Entries provided >>

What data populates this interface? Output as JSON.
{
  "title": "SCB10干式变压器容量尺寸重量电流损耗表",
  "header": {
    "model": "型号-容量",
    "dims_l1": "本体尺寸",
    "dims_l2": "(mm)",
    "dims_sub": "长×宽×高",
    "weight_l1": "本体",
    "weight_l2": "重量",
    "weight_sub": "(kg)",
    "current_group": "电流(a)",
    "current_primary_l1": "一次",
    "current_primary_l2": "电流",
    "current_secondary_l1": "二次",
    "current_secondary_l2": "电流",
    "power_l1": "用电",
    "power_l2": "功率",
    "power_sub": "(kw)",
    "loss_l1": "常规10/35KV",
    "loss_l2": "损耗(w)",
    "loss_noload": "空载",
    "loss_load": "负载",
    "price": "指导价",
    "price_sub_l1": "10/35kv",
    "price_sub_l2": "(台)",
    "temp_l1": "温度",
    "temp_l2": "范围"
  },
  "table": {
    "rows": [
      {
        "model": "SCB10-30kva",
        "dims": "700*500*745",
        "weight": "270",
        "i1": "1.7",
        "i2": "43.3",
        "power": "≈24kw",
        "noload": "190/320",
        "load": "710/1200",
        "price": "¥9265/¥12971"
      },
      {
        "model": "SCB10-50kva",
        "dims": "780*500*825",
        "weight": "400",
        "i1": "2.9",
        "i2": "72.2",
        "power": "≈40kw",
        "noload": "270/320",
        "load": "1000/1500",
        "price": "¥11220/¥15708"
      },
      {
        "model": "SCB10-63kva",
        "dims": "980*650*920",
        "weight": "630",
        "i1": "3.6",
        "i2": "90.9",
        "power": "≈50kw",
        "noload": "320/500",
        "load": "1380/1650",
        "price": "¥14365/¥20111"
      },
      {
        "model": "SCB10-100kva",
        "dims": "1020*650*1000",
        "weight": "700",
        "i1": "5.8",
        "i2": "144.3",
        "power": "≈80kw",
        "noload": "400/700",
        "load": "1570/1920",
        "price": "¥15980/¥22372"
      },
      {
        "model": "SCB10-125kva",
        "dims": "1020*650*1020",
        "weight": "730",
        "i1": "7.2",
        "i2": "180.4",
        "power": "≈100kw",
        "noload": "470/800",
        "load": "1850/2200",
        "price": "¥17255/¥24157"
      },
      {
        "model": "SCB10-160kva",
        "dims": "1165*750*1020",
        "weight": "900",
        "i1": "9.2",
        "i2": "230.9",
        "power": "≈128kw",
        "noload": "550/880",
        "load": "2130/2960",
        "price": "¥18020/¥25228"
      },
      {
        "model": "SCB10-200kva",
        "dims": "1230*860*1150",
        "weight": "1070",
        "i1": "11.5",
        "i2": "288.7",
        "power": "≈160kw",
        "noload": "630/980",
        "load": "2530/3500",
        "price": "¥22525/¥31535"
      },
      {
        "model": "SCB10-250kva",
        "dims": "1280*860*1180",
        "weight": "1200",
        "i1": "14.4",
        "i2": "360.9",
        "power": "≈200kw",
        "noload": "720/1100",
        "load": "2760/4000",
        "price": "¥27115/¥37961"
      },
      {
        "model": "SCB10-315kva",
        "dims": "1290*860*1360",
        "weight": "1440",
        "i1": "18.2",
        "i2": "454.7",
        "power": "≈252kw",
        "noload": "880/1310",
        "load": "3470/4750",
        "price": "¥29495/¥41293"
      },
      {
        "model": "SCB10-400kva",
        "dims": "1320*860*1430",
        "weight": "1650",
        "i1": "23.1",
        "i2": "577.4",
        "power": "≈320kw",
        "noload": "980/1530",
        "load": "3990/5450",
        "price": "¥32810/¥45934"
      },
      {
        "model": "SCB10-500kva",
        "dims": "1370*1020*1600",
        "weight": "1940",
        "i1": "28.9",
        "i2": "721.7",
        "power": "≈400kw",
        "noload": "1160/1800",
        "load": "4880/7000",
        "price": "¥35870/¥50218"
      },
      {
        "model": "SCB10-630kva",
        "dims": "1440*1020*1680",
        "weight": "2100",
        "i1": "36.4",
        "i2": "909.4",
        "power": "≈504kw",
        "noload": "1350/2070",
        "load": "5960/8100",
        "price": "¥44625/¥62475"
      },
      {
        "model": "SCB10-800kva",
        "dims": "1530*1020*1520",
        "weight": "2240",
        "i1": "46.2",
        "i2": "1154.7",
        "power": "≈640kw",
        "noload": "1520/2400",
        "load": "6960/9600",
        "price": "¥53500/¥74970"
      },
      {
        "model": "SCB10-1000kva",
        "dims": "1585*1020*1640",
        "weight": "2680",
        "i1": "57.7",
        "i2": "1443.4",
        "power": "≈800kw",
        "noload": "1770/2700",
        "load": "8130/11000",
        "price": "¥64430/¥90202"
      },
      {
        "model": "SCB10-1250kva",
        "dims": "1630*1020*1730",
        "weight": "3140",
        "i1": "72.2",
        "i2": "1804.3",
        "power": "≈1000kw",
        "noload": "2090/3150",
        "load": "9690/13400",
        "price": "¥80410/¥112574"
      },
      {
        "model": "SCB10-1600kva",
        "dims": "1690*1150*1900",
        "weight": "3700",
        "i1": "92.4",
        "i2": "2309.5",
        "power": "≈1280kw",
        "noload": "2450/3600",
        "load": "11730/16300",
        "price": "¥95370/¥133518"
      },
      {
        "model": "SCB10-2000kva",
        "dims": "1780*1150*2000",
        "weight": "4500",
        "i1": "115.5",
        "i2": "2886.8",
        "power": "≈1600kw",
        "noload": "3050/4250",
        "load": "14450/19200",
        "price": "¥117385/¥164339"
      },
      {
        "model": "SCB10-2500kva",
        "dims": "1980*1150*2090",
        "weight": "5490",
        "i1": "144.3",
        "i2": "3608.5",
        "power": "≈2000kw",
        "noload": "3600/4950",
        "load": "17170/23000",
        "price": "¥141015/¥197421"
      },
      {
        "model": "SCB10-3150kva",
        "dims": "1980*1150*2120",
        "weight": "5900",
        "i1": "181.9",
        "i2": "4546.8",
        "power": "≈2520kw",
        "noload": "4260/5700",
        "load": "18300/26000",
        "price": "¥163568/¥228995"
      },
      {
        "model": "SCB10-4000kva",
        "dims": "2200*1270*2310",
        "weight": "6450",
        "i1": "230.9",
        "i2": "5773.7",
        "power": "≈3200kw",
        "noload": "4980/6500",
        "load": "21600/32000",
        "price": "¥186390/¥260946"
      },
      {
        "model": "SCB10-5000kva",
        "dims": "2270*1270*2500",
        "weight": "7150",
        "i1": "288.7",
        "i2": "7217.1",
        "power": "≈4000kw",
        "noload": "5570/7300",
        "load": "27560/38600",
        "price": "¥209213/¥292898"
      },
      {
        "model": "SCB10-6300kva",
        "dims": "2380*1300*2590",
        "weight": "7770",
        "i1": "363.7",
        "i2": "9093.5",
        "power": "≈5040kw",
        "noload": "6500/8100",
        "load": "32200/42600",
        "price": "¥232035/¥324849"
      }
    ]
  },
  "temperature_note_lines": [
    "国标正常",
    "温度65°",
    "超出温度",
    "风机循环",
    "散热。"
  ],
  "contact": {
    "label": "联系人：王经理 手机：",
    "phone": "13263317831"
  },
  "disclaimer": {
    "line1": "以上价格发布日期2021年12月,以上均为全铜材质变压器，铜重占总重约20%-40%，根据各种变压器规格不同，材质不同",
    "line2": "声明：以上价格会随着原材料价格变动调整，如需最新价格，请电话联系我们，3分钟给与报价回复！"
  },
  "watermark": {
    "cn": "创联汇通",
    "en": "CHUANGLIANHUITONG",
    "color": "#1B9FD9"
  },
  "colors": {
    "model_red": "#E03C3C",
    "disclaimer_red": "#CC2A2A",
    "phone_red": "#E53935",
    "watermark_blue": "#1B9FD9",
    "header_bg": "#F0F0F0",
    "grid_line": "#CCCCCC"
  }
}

To do >> Extract all the material, leaving every line as it is.

Full response >>
What data populates this interface? Output as JSON.
{
  "title": "SCB10干式变压器容量尺寸重量电流损耗表",
  "header": {
    "model": "型号-容量",
    "dims_l1": "本体尺寸",
    "dims_l2": "(mm)",
    "dims_sub": "长×宽×高",
    "weight_l1": "本体",
    "weight_l2": "重量",
    "weight_sub": "(kg)",
    "current_group": "电流(a)",
    "current_primary_l1": "一次",
    "current_primary_l2": "电流",
    "current_secondary_l1": "二次",
    "current_secondary_l2": "电流",
    "power_l1": "用电",
    "power_l2": "功率",
    "power_sub": "(kw)",
    "loss_l1": "常规10/35KV",
    "loss_l2": "损耗(w)",
    "loss_noload": "空载",
    "loss_load": "负载",
    "price": "指导价",
    "price_sub_l1": "10/35kv",
    "price_sub_l2": "(台)",
    "temp_l1": "温度",
    "temp_l2": "范围"
  },
  "table": {
    "rows": [
      {
        "model": "SCB10-30kva",
        "dims": "700*500*745",
        "weight": "270",
        "i1": "1.7",
        "i2": "43.3",
        "power": "≈24kw",
        "noload": "190/320",
        "load": "710/1200",
        "price": "¥9265/¥12971"
      },
      {
        "model": "SCB10-50kva",
        "dims": "780*500*825",
        "weight": "400",
        "i1": "2.9",
        "i2": "72.2",
        "power": "≈40kw",
        "noload": "270/320",
        "load": "1000/1500",
        "price": "¥11220/¥15708"
      },
      {
        "model": "SCB10-63kva",
        "dims": "980*650*920",
        "weight": "630",
        "i1": "3.6",
        "i2": "90.9",
        "power": "≈50kw",
        "noload": "320/500",
        "load": "1380/1650",
        "price": "¥14365/¥20111"
      },
      {
        "model": "SCB10-100kva",
        "dims": "1020*650*1000",
        "weight": "700",
        "i1": "5.8",
        "i2": "144.3",
        "power": "≈80kw",
        "noload": "400/700",
        "load": "1570/1920",
        "price": "¥15980/¥22372"
      },
      {
        "model": "SCB10-125kva",
        "dims": "1020*650*1020",
        "weight": "730",
        "i1": "7.2",
        "i2": "180.4",
        "power": "≈100kw",
        "noload": "470/800",
        "load": "1850/2200",
        "price": "¥17255/¥24157"
      },
      {
        "model": "SCB10-160kva",
        "dims": "1165*750*1020",
        "weight": "900",
        "i1": "9.2",
        "i2": "230.9",
        "power": "≈128kw",
        "noload": "550/880",
        "load": "2130/2960",
        "price": "¥18020/¥25228"
      },
      {
        "model": "SCB10-200kva",
        "dims": "1230*860*1150",
        "weight": "1070",
        "i1": "11.5",
        "i2": "288.7",
        "power": "≈160kw",
        "noload": "630/980",
        "load": "2530/3500",
        "price": "¥22525/¥31535"
      },
      {
        "model": "SCB10-250kva",
        "dims": "1280*860*1180",
        "weight": "1200",
        "i1": "14.4",
        "i2": "360.9",
        "power": "≈200kw",
        "noload": "720/1100",
        "load": "2760/4000",
        "price": "¥27115/¥37961"
      },
      {
        "model": "SCB10-315kva",
        "dims": "1290*860*1360",
        "weight": "1440",
        "i1": "18.2",
        "i2": "454.7",
        "power": "≈252kw",
        "noload": "880/1310",
        "load": "3470/4750",
        "price": "¥29495/¥41293"
      },
      {
        "model": "SCB10-400kva",
        "dims": "1320*860*1430",
        "weight": "1650",
        "i1": "23.1",
        "i2": "577.4",
        "power": "≈320kw",
        "noload": "980/1530",
        "load": "3990/5450",
        "price": "¥32810/¥45934"
      },
      {
        "model": "SCB10-500kva",
        "dims": "1370*1020*1600",
        "weight": "1940",
        "i1": "28.9",
        "i2": "721.7",
        "power": "≈400kw",
        "noload": "1160/1800",
        "load": "4880/7000",
        "price": "¥35870/¥50218"
      },
      {
        "model": "SCB10-630kva",
        "dims": "1440*1020*1680",
        "weight": "2100",
        "i1": "36.4",
        "i2": "909.4",
        "power": "≈504kw",
        "noload": "1350/2070",
        "load": "5960/8100",
        "price": "¥44625/¥62475"
      },
      {
        "model": "SCB10-800kva",
        "dims": "1530*1020*1520",
        "weight": "2240",
        "i1": "46.2",
        "i2": "1154.7",
        "power": "≈640kw",
        "noload": "1520/2400",
        "load": "6960/9600",
        "price": "¥53500/¥74970"
      },
      {
        "model": "SCB10-1000kva",
        "dims": "1585*1020*1640",
        "weight": "2680",
        "i1": "57.7",
        "i2": "1443.4",
        "power": "≈800kw",
        "noload": "1770/2700",
        "load": "8130/11000",
        "price": "¥64430/¥90202"
      },
      {
        "model": "SCB10-1250kva",
        "dims": "1630*1020*1730",
        "weight": "3140",
        "i1": "72.2",
        "i2": "1804.3",
        "power": "≈1000kw",
        "noload": "2090/3150",
        "load": "9690/13400",
        "price": "¥80410/¥112574"
      },
      {
        "model": "SCB10-1600kva",
        "dims": "1690*1150*1900",
        "weight": "3700",
        "i1": "92.4",
        "i2": "2309.5",
        "power": "≈1280kw",
        "noload": "2450/3600",
        "load": "11730/16300",
        "price": "¥95370/¥133518"
      },
      {
        "model": "SCB10-2000kva",
        "dims": "1780*1150*2000",
        "weight": "4500",
        "i1": "115.5",
        "i2": "2886.8",
        "power": "≈1600kw",
        "noload": "3050/4250",
        "load": "14450/19200",
        "price": "¥117385/¥164339"
      },
      {
        "model": "SCB10-2500kva",
        "dims": "1980*1150*2090",
        "weight": "5490",
        "i1": "144.3",
        "i2": "3608.5",
        "power": "≈2000kw",
        "noload": "3600/4950",
        "load": "17170/23000",
        "price": "¥141015/¥197421"
      },
      {
        "model": "SCB10-3150kva",
        "dims": "1980*1150*2120",
        "weight": "5900",
        "i1": "181.9",
        "i2": "4546.8",
        "power": "≈2520kw",
        "noload": "4260/5700",
        "load": "18300/26000",
        "price": "¥163568/¥228995"
      },
      {
        "model": "SCB10-4000kva",
        "dims": "2200*1270*2310",
        "weight": "6450",
        "i1": "230.9",
        "i2": "5773.7",
        "power": "≈3200kw",
        "noload": "4980/6500",
        "load": "21600/32000",
        "price": "¥186390/¥260946"
      },
      {
        "model": "SCB10-5000kva",
        "dims": "2270*1270*2500",
        "weight": "7150",
        "i1": "288.7",
        "i2": "7217.1",
        "power": "≈4000kw",
        "noload": "5570/7300",
        "load": "27560/38600",
        "price": "¥209213/¥292898"
      },
      {
        "model": "SCB10-6300kva",
        "dims": "2380*1300*2590",
        "weight": "7770",
        "i1": "363.7",
        "i2": "9093.5",
        "power": "≈5040kw",
        "noload": "6500/8100",
        "load": "32200/42600",
        "price": "¥232035/¥324849"
      }
    ]
  },
  "temperature_note_lines": [
    "国标正常",
    "温度65°",
    "超出温度",
    "风机循环",
    "散热。"
  ],
  "contact": {
    "label": "联系人：王经理 手机：",
    "phone": "13263317831"
  },
  "disclaimer": {
    "line1": "以上价格发布日期2021年12月,以上均为全铜材质变压器，铜重占总重约20%-40%，根据各种变压器规格不同，材质不同",
    "line2": "声明：以上价格会随着原材料价格变动调整，如需最新价格，请电话联系我们，3分钟给与报价回复！"
  },
  "watermark": {
    "cn": "创联汇通",
    "en": "CHUANGLIANHUITONG",
    "color": "#1B9FD9"
  },
  "colors": {
    "model_red": "#E03C3C",
    "disclaimer_red": "#CC2A2A",
    "phone_red": "#E53935",
    "watermark_blue": "#1B9FD9",
    "header_bg": "#F0F0F0",
    "grid_line": "#CCCCCC"
  }
}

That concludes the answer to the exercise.